BY ARLA SHEPHARD
Examiner Contributor

How many people are familiar with Krishna Bhanji? Issur Danielovitch Demsky? Ramon Estevez? No? How about their counterparts Ben Kingsley, Kirk Douglas and Martin Sheen?

These famous celebrities are real life examples of a phenomenon that Professor of Yale Law Kenji Yoshino describes as “covering.” Yoshino gave a speech at Seattle University on Jan. 11 on his debut book “Covering: The Hidden Assault on our Civil Rights,” where he discusses growing up as a conflicted, homosexual Asian American man and the current state of civil rights legislation.

Looking at Yoshino, you wouldn’t guess that he was at one time a young man so uncomfortable with his own identity that he would pray at the college chapel to be converted to heterosexuality. He laughs and smiles as his colleagues introduce him as one of the smartest, most distinguished men they know. He jokes around, and yet when he speaks the room goes quiet to hear the engaging young speaker describe his own issues with conformity. He has a way with words that some have described as poetic.

Yoshino graduated from Harvard, went on to Oxford as a Rhodes Scholar to obtain his master’s, and then studied law at Yale Law University where he now teaches constitutional law, and is the Dean of Intellectual Life. His publications include articles in The New York Times, The Boston Globe and The Village Voice. It is his current novel, though, that has critics calling him the next W.E.B. Du Bois or Betty Friedan — an eloquent champion of human rights.

So what is “covering”? Yoshino claims we have all done it in some form or other. As defined by sociologist Erving Goffman in 1963, covering is the term used for when one tries to “tone down” or “downplay” an aspect of one’s identity. Yoshino describes racial, sex-based, gay, religious and disability-based covering, but he leads his novel with “Everyone covers.”

Covering is when you try to hide your accent so as not to sound too “Asian” on the phone. It is when you change your name because it is too “ethnic,” or, on a smaller scale, when you are hanging out with your white friends and try to downplay any “Asian” behavior you might otherwise engage in.

In the workplace, gays are asked not to “flaunt” their sexual orientation, mothers are asked not to discuss their children so as not to appear too “feminine,” and in today’s state of global affairs, Muslims, or those who would appear so, are in situations where they must “cover” basically every day. In the legal arena, an African American woman was forbidden to wear cornrows to work in Rogers vs. American-Airlines (1981) and a Latino was fired for speaking Spanish in an English-only speaking workplace in Hernandez v. New York (1991).

Famous examples of disability-based covering are Helen Keller’s insistence that photographers only take pictures of her at a certain angle to avoid her protruding eye, and later when she replaced her eyes with beautiful glass ones, fooling unsuspecting journalists. President Franklin Delano Roosevelt made sure the press never saw him in his wheelchair, although everyone already knew of his disability.

To clarify, covering is not “passing” or “converting,” both of which Yoshino said are the earlier stages of not accepting one’s own identity. When you convert, you try to change who you are, when you pass you try to hide who you are. Covering is a whole new matter entirely. You cover when people already know who you are, but you subtly try to downplay it anyway. F.D.R. was not trying to pass as an able-bodied person; he simply didn’t want to showcase his disability.

**Provided entries**:

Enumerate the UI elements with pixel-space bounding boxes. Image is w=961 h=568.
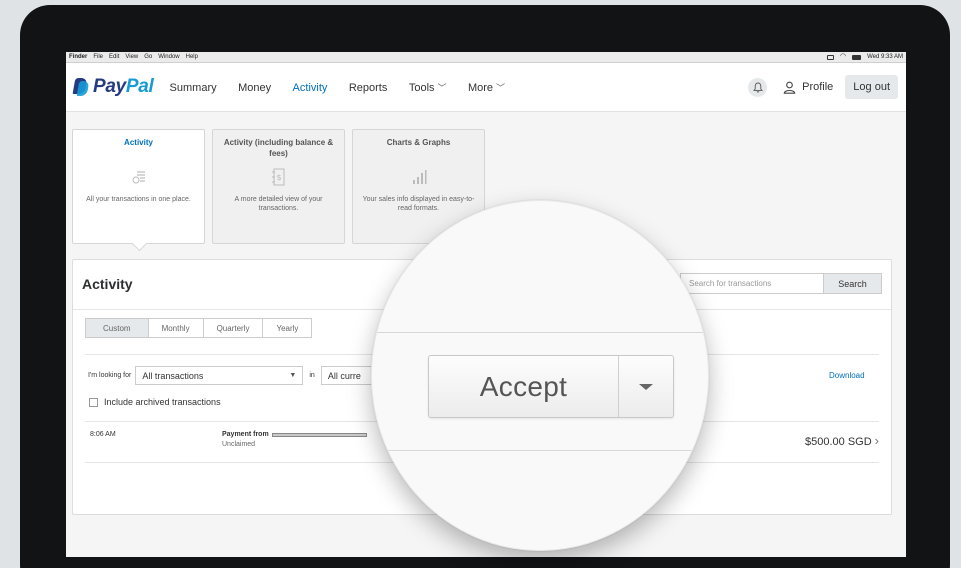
download-link[interactable]: Download	[829, 371, 865, 380]
divider	[372, 450, 708, 451]
in-label: in	[309, 372, 315, 379]
paypal-logo[interactable]: PayPal	[72, 76, 154, 98]
bell-icon	[752, 82, 763, 92]
transaction-type-select[interactable]: All transactions ▼	[135, 366, 304, 385]
caret-down-icon: ▼	[289, 372, 297, 379]
profile-link[interactable]: Profile	[783, 81, 833, 94]
chevron-right-icon: ›	[874, 433, 879, 448]
menu-finder[interactable]: Finder	[69, 54, 87, 60]
divider	[372, 332, 708, 333]
checkbox[interactable]	[89, 397, 98, 407]
menu-view[interactable]: View	[125, 54, 138, 60]
nav-reports[interactable]: Reports	[349, 82, 388, 94]
redacted-name	[271, 432, 367, 437]
airplay-icon[interactable]	[826, 54, 834, 60]
magnifier-callout: Accept	[371, 200, 709, 551]
transaction-amount[interactable]: $500.00 SGD ›	[805, 433, 879, 448]
transaction-status: Unclaimed	[222, 441, 256, 448]
checkbox-label: Include archived transactions	[104, 397, 221, 407]
mac-menubar: Finder File Edit View Go Window Help ◠ W…	[66, 52, 906, 63]
menu-window[interactable]: Window	[158, 54, 179, 60]
tab-yearly[interactable]: Yearly	[263, 318, 313, 338]
menu-edit[interactable]: Edit	[109, 54, 119, 60]
bar-chart-icon	[412, 170, 426, 184]
filter-row: I'm looking for All transactions ▼ in Al…	[88, 366, 381, 385]
card-title: Activity (including balance & fees)	[223, 138, 334, 158]
card-title: Activity	[124, 138, 153, 147]
card-activity-balance-fees[interactable]: Activity (including balance & fees) $ A …	[212, 129, 345, 244]
nav-tools[interactable]: Tools ﹀	[409, 82, 447, 94]
nav-activity[interactable]: Activity	[293, 82, 328, 94]
card-activity[interactable]: Activity All your transactions in one pl…	[72, 129, 205, 244]
paypal-wordmark: PayPal	[93, 76, 154, 97]
main-nav: Summary Money Activity Reports Tools ﹀ Mo…	[170, 78, 523, 96]
search-group: ▼ Search	[667, 273, 882, 294]
chevron-down-icon: ﹀	[437, 83, 447, 93]
search-button[interactable]: Search	[823, 273, 882, 294]
user-icon	[783, 81, 796, 94]
filter-label: I'm looking for	[88, 372, 132, 379]
card-description: Your sales info displayed in easy-to-rea…	[362, 196, 475, 212]
menubar-clock[interactable]: Wed 9:33 AM	[867, 54, 903, 60]
notifications-button[interactable]	[748, 77, 768, 97]
card-title: Charts & Graphs	[386, 138, 451, 147]
battery-icon[interactable]	[852, 54, 862, 60]
accept-dropdown-toggle[interactable]	[618, 356, 673, 417]
include-archived-checkbox[interactable]: Include archived transactions	[89, 397, 221, 407]
accept-split-button[interactable]: Accept	[428, 355, 674, 418]
caret-down-icon	[639, 383, 653, 390]
wifi-icon[interactable]: ◠	[840, 53, 846, 60]
card-description: All your transactions in one place.	[86, 196, 191, 203]
profile-label: Profile	[802, 81, 834, 93]
paypal-p-icon	[72, 78, 90, 96]
menu-help[interactable]: Help	[186, 54, 198, 60]
ledger-icon: $	[271, 168, 284, 186]
tab-custom[interactable]: Custom	[85, 318, 149, 338]
nav-money[interactable]: Money	[238, 82, 271, 94]
page-title: Activity	[82, 276, 133, 292]
logout-button[interactable]: Log out	[845, 75, 898, 99]
nav-more[interactable]: More ﹀	[468, 82, 505, 94]
chevron-down-icon: ﹀	[496, 83, 506, 93]
activity-type-cards: Activity All your transactions in one pl…	[72, 129, 485, 244]
transaction-time: 8:06 AM	[90, 431, 116, 438]
menu-file[interactable]: File	[93, 54, 103, 60]
svg-text:$: $	[276, 173, 281, 182]
search-input[interactable]	[680, 273, 823, 294]
period-tabs: Custom Monthly Quarterly Yearly	[85, 318, 313, 338]
tab-monthly[interactable]: Monthly	[148, 318, 204, 338]
card-description: A more detailed view of your transaction…	[234, 196, 323, 212]
menu-go[interactable]: Go	[144, 54, 152, 60]
paypal-header: PayPal Summary Money Activity Reports To…	[66, 63, 906, 112]
transaction-counterparty: Payment from	[222, 431, 367, 438]
accept-button[interactable]: Accept	[429, 356, 618, 417]
nav-summary[interactable]: Summary	[170, 82, 217, 94]
tab-quarterly[interactable]: Quarterly	[203, 318, 264, 338]
receipt-icon	[132, 171, 145, 184]
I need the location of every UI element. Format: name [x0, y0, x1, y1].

**Problem set**:
a) Answer each question from the article on covering.
(i) Which sociologist defined covering, and in what year?
(ii) On what date did Yoshino give his speech at Seattle University?
(iii) In which case was a Latino fired for speaking Spanish in an English-only workplace?
b) Copy out the part of the rows that opens with the line containing "371, 865, 380]" and closes with the line containing "170, 426, 184]", both ends included and nothing changed.

**Responses**:
a)
(i) Erving Goffman, in 1963.
(ii) Jan. 11.
(iii) Hernandez v. New York (1991).

b)
download-link[interactable]: Download	[829, 371, 865, 380]
divider	[372, 450, 708, 451]
in-label: in	[309, 372, 315, 379]
paypal-logo[interactable]: PayPal	[72, 76, 154, 98]
bell-icon	[752, 82, 763, 92]
transaction-type-select[interactable]: All transactions ▼	[135, 366, 304, 385]
caret-down-icon: ▼	[289, 372, 297, 379]
profile-link[interactable]: Profile	[783, 81, 833, 94]
chevron-right-icon: ›	[874, 433, 879, 448]
menu-finder[interactable]: Finder	[69, 54, 87, 60]
divider	[372, 332, 708, 333]
checkbox[interactable]	[89, 397, 98, 407]
menu-view[interactable]: View	[125, 54, 138, 60]
nav-reports[interactable]: Reports	[349, 82, 388, 94]
redacted-name	[271, 432, 367, 437]
airplay-icon[interactable]	[826, 54, 834, 60]
magnifier-callout: Accept	[371, 200, 709, 551]
transaction-amount[interactable]: $500.00 SGD ›	[805, 433, 879, 448]
transaction-status: Unclaimed	[222, 441, 256, 448]
checkbox-label: Include archived transactions	[104, 397, 221, 407]
mac-menubar: Finder File Edit View Go Window Help ◠ W…	[66, 52, 906, 63]
menu-window[interactable]: Window	[158, 54, 179, 60]
tab-yearly[interactable]: Yearly	[263, 318, 313, 338]
menu-edit[interactable]: Edit	[109, 54, 119, 60]
bar-chart-icon	[412, 170, 426, 184]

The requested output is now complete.